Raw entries
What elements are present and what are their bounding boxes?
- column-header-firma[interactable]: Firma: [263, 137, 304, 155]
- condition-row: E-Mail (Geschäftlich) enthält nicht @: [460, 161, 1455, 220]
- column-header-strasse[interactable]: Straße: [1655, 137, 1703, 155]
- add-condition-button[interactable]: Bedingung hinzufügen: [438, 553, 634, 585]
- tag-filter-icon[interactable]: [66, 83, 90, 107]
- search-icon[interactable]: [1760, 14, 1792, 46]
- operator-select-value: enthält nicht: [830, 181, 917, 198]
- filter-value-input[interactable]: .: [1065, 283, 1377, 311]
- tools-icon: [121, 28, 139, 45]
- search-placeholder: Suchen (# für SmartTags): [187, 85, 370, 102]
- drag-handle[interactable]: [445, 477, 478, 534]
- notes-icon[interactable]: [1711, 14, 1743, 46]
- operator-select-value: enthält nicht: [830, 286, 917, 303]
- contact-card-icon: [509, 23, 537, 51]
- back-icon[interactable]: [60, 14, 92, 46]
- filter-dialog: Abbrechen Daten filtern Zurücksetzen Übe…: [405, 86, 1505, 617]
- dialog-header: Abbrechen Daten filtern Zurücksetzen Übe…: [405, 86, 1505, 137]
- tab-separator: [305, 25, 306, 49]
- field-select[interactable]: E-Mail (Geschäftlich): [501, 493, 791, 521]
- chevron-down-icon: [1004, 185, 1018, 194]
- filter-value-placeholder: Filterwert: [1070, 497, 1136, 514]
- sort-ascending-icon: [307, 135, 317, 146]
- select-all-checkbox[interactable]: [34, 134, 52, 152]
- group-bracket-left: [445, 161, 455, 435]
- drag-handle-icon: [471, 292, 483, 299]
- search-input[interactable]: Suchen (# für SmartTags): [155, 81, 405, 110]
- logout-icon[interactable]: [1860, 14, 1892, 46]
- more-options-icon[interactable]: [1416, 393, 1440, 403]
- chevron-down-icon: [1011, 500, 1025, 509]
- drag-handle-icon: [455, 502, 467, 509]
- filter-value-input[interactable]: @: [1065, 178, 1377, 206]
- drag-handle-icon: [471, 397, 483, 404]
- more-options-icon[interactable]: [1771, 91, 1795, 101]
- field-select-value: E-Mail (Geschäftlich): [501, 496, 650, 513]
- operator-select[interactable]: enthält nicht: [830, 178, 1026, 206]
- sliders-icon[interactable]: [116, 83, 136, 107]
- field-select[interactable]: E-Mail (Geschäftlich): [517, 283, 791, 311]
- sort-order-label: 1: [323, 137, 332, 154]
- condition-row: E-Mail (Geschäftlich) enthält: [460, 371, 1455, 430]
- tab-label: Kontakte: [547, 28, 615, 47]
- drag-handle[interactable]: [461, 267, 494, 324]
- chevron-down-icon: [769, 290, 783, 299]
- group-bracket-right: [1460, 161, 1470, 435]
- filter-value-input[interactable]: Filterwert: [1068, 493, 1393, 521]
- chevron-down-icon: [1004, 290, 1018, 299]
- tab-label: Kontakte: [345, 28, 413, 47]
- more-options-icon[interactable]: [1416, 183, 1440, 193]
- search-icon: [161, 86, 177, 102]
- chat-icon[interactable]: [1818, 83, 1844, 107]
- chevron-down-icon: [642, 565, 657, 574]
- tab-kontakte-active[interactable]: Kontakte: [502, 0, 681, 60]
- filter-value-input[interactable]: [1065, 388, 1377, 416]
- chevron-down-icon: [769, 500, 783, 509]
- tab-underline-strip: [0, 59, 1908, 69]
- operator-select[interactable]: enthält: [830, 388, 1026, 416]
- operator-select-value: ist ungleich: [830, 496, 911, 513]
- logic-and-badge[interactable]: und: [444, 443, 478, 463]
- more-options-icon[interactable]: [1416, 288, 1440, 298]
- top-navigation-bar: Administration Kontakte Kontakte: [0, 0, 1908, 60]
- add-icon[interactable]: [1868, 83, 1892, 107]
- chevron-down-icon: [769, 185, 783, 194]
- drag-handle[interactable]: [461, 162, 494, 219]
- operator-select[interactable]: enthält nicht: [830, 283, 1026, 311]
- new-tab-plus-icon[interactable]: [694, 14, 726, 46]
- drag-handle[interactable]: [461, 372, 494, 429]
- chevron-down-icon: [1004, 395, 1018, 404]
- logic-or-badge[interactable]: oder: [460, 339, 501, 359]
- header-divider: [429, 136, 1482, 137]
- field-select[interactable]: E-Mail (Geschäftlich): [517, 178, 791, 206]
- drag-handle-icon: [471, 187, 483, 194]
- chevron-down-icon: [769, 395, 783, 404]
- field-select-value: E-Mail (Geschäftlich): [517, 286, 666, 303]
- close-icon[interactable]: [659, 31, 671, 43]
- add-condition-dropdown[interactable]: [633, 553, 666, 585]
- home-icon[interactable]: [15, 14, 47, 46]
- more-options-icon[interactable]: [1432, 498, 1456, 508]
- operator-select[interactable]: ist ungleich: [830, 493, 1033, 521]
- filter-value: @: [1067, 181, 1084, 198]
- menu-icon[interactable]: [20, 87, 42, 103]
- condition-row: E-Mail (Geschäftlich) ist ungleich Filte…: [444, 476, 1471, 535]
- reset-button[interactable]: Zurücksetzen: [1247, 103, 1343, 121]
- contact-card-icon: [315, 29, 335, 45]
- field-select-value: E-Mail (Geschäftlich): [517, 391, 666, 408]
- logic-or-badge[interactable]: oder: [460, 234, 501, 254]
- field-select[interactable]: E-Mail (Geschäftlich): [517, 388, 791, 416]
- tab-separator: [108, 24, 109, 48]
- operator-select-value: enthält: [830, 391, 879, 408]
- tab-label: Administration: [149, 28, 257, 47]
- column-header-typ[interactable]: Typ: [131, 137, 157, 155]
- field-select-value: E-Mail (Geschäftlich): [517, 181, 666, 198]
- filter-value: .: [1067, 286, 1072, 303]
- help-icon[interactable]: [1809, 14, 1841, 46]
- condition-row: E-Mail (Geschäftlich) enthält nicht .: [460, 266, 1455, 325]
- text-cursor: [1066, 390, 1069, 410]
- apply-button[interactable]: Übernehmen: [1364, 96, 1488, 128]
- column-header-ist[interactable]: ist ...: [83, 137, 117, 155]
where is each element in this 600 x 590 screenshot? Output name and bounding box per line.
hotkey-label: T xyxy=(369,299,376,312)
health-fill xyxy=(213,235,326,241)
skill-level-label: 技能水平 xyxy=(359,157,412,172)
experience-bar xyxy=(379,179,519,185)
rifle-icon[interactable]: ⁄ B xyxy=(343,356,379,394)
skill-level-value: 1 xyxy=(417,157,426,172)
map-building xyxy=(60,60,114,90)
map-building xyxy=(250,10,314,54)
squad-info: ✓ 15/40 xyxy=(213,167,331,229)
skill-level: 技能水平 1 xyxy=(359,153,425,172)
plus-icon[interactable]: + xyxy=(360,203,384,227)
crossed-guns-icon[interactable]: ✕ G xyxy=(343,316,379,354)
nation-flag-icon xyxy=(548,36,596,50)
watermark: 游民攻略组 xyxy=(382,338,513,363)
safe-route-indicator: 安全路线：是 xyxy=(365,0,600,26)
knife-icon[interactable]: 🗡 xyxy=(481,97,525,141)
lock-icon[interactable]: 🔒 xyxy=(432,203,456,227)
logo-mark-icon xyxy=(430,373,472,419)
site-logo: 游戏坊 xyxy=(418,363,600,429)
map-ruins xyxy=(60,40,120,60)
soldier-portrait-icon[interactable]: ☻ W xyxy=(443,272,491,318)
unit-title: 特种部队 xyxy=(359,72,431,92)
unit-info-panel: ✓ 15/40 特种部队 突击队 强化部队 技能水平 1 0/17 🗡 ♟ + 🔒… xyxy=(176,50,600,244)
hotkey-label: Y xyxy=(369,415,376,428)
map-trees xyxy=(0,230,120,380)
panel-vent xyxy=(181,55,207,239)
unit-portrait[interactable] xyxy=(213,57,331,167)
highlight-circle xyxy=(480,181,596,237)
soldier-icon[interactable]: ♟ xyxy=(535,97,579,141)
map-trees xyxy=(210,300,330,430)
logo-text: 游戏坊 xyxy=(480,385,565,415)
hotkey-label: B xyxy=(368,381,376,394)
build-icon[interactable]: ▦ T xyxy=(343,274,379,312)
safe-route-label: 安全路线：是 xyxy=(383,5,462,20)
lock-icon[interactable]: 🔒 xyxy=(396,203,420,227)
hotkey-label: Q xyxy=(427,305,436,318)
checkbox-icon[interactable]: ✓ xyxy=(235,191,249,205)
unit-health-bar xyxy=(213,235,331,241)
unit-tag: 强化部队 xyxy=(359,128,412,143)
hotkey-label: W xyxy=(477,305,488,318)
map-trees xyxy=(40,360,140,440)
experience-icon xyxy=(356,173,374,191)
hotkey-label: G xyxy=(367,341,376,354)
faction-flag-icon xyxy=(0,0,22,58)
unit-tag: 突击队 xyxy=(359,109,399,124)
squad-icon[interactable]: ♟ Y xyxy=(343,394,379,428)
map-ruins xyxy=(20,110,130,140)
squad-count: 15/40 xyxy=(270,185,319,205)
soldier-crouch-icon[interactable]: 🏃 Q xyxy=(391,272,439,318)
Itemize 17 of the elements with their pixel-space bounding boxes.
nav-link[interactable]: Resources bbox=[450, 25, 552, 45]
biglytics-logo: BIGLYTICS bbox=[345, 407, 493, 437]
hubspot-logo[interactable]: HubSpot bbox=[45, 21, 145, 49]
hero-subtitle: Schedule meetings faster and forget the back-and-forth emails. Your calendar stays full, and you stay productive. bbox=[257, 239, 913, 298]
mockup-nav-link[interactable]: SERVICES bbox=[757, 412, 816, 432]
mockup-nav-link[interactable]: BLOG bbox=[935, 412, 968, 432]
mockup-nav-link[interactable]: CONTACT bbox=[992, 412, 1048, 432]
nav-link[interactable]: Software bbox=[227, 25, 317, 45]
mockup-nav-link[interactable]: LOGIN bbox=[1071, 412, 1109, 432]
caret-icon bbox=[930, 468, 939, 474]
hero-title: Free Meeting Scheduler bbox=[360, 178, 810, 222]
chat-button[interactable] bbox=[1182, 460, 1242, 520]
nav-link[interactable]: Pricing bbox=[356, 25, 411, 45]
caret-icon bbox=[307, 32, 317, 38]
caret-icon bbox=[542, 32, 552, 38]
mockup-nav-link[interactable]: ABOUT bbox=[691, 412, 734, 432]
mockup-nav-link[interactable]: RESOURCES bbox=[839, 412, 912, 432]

» What to produce: Can you copy, character for character, the lines of the entries from the very first one up to and including the line with "137, 1703, 155]"?

» Solution to this exercise:
What elements are present and what are their bounding boxes?
- column-header-firma[interactable]: Firma: [263, 137, 304, 155]
- condition-row: E-Mail (Geschäftlich) enthält nicht @: [460, 161, 1455, 220]
- column-header-strasse[interactable]: Straße: [1655, 137, 1703, 155]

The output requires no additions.